-- start --

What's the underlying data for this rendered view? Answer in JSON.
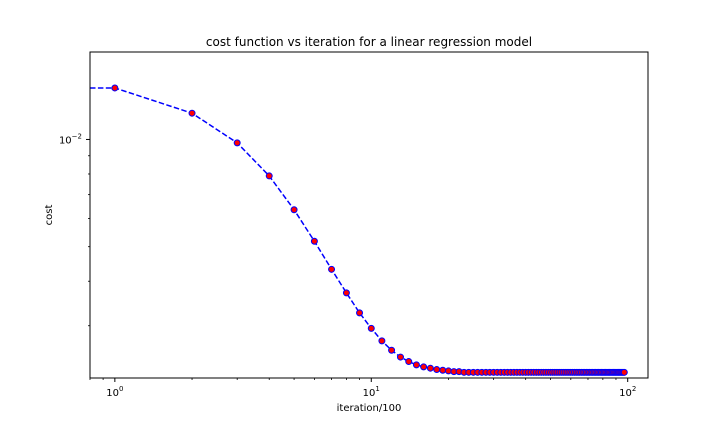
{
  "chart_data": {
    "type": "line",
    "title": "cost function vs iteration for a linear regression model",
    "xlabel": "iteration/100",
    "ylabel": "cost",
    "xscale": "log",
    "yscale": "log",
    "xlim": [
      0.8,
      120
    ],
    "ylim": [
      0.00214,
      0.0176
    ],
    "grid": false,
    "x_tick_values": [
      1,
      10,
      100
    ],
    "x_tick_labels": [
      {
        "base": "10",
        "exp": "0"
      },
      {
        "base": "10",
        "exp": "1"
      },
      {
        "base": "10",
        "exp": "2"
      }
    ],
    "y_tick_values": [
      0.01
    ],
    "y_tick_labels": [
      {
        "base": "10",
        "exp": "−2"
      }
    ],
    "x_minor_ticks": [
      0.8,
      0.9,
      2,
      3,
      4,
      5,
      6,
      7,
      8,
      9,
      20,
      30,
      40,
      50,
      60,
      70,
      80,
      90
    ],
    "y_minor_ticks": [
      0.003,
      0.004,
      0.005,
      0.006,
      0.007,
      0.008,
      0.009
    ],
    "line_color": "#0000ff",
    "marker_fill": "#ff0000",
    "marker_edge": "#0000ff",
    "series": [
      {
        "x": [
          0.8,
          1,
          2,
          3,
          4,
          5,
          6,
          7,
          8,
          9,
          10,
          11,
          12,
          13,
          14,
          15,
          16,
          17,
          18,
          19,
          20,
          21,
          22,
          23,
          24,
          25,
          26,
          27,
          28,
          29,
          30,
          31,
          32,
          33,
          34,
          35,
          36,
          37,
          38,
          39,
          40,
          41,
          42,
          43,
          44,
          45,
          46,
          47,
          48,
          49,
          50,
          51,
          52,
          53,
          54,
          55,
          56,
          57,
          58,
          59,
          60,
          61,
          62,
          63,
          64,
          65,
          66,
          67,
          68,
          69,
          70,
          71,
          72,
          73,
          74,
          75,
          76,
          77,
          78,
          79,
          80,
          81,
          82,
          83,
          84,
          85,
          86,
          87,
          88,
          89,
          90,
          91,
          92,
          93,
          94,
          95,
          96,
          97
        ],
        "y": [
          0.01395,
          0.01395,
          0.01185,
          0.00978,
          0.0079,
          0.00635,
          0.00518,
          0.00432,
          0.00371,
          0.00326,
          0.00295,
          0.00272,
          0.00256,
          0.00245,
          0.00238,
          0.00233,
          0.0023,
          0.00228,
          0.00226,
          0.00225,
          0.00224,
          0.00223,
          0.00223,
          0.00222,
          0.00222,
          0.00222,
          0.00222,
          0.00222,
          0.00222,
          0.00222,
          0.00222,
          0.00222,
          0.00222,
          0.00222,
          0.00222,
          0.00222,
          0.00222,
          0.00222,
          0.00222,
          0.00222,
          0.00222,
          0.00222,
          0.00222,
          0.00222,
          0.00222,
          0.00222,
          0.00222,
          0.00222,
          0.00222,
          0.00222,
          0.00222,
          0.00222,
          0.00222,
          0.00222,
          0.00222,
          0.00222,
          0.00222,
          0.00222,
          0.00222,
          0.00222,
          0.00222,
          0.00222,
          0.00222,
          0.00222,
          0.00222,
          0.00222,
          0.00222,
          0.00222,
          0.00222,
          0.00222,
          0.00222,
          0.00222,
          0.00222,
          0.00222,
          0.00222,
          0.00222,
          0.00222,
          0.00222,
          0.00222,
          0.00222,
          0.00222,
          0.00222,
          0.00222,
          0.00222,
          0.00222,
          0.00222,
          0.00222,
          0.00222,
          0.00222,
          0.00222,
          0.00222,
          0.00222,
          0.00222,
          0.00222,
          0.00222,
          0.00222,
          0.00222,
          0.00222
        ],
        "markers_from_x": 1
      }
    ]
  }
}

-- end --

**EXERCISE DESCRIPTION**
Leaving the pictures aside, transcribe the entire listing exactly.

**THE COMPLETED TASK**
What's the underlying data for this rendered view? Answer in JSON.
{
  "chart_data": {
    "type": "line",
    "title": "cost function vs iteration for a linear regression model",
    "xlabel": "iteration/100",
    "ylabel": "cost",
    "xscale": "log",
    "yscale": "log",
    "xlim": [
      0.8,
      120
    ],
    "ylim": [
      0.00214,
      0.0176
    ],
    "grid": false,
    "x_tick_values": [
      1,
      10,
      100
    ],
    "x_tick_labels": [
      {
        "base": "10",
        "exp": "0"
      },
      {
        "base": "10",
        "exp": "1"
      },
      {
        "base": "10",
        "exp": "2"
      }
    ],
    "y_tick_values": [
      0.01
    ],
    "y_tick_labels": [
      {
        "base": "10",
        "exp": "−2"
      }
    ],
    "x_minor_ticks": [
      0.8,
      0.9,
      2,
      3,
      4,
      5,
      6,
      7,
      8,
      9,
      20,
      30,
      40,
      50,
      60,
      70,
      80,
      90
    ],
    "y_minor_ticks": [
      0.003,
      0.004,
      0.005,
      0.006,
      0.007,
      0.008,
      0.009
    ],
    "line_color": "#0000ff",
    "marker_fill": "#ff0000",
    "marker_edge": "#0000ff",
    "series": [
      {
        "x": [
          0.8,
          1,
          2,
          3,
          4,
          5,
          6,
          7,
          8,
          9,
          10,
          11,
          12,
          13,
          14,
          15,
          16,
          17,
          18,
          19,
          20,
          21,
          22,
          23,
          24,
          25,
          26,
          27,
          28,
          29,
          30,
          31,
          32,
          33,
          34,
          35,
          36,
          37,
          38,
          39,
          40,
          41,
          42,
          43,
          44,
          45,
          46,
          47,
          48,
          49,
          50,
          51,
          52,
          53,
          54,
          55,
          56,
          57,
          58,
          59,
          60,
          61,
          62,
          63,
          64,
          65,
          66,
          67,
          68,
          69,
          70,
          71,
          72,
          73,
          74,
          75,
          76,
          77,
          78,
          79,
          80,
          81,
          82,
          83,
          84,
          85,
          86,
          87,
          88,
          89,
          90,
          91,
          92,
          93,
          94,
          95,
          96,
          97
        ],
        "y": [
          0.01395,
          0.01395,
          0.01185,
          0.00978,
          0.0079,
          0.00635,
          0.00518,
          0.00432,
          0.00371,
          0.00326,
          0.00295,
          0.00272,
          0.00256,
          0.00245,
          0.00238,
          0.00233,
          0.0023,
          0.00228,
          0.00226,
          0.00225,
          0.00224,
          0.00223,
          0.00223,
          0.00222,
          0.00222,
          0.00222,
          0.00222,
          0.00222,
          0.00222,
          0.00222,
          0.00222,
          0.00222,
          0.00222,
          0.00222,
          0.00222,
          0.00222,
          0.00222,
          0.00222,
          0.00222,
          0.00222,
          0.00222,
          0.00222,
          0.00222,
          0.00222,
          0.00222,
          0.00222,
          0.00222,
          0.00222,
          0.00222,
          0.00222,
          0.00222,
          0.00222,
          0.00222,
          0.00222,
          0.00222,
          0.00222,
          0.00222,
          0.00222,
          0.00222,
          0.00222,
          0.00222,
          0.00222,
          0.00222,
          0.00222,
          0.00222,
          0.00222,
          0.00222,
          0.00222,
          0.00222,
          0.00222,
          0.00222,
          0.00222,
          0.00222,
          0.00222,
          0.00222,
          0.00222,
          0.00222,
          0.00222,
          0.00222,
          0.00222,
          0.00222,
          0.00222,
          0.00222,
          0.00222,
          0.00222,
          0.00222,
          0.00222,
          0.00222,
          0.00222,
          0.00222,
          0.00222,
          0.00222,
          0.00222,
          0.00222,
          0.00222,
          0.00222,
          0.00222,
          0.00222
        ],
        "markers_from_x": 1
      }
    ]
  }
}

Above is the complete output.